### DO THIS
Using the material below, copy every line where "则下列说法正确的是" appears.

### INPUT RECORDS
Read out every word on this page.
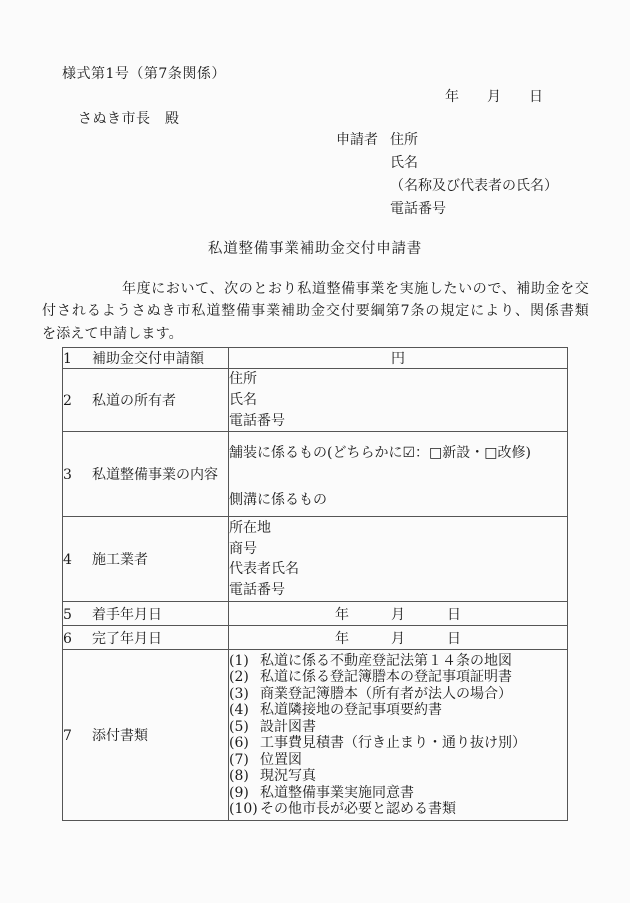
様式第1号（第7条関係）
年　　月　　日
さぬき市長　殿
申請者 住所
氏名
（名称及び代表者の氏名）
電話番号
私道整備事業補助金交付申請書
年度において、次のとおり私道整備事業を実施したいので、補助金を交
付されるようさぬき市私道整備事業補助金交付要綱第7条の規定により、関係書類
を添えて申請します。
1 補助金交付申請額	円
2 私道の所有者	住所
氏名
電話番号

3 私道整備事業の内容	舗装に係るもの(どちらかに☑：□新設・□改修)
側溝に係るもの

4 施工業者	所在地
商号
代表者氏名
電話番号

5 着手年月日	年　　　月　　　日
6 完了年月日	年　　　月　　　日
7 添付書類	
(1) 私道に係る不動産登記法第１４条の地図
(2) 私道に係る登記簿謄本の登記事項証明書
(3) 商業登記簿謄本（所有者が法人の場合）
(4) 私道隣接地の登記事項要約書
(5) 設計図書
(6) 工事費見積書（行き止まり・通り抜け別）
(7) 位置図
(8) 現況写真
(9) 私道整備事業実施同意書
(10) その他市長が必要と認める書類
--
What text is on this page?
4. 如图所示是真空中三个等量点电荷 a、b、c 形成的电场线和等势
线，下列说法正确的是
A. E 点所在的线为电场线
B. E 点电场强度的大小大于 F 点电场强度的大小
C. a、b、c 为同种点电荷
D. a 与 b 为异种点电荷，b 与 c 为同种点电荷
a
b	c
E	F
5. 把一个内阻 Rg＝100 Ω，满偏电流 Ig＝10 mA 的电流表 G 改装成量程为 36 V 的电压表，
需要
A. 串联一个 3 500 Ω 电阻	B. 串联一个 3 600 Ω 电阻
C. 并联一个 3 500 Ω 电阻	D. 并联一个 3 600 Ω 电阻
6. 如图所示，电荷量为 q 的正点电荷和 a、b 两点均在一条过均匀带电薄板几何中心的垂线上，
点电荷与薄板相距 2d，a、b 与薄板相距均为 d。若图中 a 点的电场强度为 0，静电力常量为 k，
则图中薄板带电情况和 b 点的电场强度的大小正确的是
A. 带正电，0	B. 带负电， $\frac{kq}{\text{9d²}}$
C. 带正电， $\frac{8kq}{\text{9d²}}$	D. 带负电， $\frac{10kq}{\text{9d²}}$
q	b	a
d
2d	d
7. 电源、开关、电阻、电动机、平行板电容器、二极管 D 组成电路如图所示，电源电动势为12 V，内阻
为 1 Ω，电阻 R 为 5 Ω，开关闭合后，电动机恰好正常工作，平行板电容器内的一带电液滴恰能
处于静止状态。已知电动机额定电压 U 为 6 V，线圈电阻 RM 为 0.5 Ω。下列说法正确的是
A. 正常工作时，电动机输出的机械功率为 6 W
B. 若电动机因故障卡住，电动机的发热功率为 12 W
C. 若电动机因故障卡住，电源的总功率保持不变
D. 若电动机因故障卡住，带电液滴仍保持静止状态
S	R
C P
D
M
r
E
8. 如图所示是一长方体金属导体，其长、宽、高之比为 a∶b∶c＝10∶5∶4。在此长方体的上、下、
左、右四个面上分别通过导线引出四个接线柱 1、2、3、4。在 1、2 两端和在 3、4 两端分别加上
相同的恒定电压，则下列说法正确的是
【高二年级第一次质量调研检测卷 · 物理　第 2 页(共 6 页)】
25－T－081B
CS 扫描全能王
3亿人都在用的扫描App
---
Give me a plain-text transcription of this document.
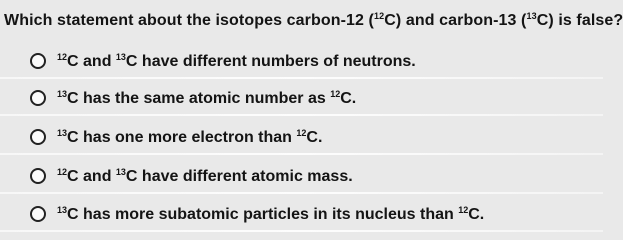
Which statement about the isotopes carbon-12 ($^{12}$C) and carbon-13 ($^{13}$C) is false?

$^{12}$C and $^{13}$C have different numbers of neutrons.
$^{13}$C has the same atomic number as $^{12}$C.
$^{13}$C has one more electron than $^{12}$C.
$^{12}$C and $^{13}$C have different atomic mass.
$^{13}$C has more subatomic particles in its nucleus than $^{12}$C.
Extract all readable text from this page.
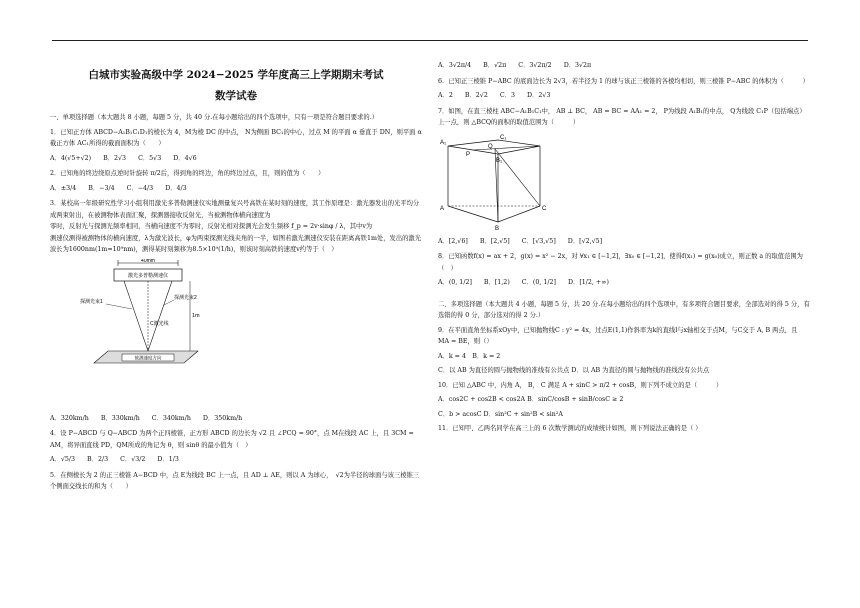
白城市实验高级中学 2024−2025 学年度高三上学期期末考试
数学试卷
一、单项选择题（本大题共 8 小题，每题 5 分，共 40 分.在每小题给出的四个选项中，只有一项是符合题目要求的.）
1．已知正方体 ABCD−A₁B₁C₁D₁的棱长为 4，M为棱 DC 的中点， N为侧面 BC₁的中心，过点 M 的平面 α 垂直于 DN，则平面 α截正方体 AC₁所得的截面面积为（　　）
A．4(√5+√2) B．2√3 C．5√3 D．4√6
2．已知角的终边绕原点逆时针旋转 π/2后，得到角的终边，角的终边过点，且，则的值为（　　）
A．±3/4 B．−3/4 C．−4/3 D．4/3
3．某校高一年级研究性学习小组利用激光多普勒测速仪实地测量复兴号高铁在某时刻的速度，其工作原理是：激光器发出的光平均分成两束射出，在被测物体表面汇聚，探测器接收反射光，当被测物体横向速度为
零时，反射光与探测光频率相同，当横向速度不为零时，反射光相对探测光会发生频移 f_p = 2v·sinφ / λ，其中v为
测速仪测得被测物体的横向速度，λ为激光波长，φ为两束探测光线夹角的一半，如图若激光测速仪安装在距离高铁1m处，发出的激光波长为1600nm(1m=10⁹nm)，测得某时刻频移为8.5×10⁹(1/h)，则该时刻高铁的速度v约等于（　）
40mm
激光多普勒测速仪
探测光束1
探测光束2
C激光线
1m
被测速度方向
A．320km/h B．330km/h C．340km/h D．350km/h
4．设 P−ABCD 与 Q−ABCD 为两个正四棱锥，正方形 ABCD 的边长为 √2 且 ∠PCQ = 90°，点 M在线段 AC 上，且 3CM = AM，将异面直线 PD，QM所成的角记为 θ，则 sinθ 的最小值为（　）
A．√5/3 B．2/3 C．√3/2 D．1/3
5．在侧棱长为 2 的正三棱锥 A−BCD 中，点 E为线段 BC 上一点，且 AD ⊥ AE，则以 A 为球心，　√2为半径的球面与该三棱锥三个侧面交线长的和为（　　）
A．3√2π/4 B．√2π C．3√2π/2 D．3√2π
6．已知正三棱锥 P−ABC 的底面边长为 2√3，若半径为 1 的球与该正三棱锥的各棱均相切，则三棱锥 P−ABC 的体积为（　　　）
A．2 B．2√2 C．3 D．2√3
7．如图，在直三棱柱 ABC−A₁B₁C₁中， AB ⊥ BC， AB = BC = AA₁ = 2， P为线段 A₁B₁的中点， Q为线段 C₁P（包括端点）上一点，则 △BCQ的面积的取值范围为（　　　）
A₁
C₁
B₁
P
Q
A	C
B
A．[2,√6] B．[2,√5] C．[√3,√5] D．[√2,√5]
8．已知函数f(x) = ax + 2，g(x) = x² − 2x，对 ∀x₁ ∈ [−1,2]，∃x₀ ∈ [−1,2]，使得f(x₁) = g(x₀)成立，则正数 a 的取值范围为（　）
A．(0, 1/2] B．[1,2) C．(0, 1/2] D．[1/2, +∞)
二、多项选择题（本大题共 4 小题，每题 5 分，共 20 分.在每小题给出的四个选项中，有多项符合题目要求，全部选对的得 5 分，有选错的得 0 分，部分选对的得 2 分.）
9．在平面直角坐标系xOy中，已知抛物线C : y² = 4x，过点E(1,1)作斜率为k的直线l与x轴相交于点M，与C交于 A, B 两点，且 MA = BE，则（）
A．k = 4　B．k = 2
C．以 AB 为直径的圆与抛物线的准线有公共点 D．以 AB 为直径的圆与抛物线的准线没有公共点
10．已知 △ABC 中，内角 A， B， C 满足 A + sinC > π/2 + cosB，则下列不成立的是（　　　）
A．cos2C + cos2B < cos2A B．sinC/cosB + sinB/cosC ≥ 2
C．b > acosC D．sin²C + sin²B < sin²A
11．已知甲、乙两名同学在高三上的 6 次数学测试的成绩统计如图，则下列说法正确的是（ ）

### CORRECT RESPONSE
相同的恒定电压，则下列说法正确的是
11．已知甲、乙两名同学在高三上的 6 次数学测试的成绩统计如图，则下列说法正确的是（ ）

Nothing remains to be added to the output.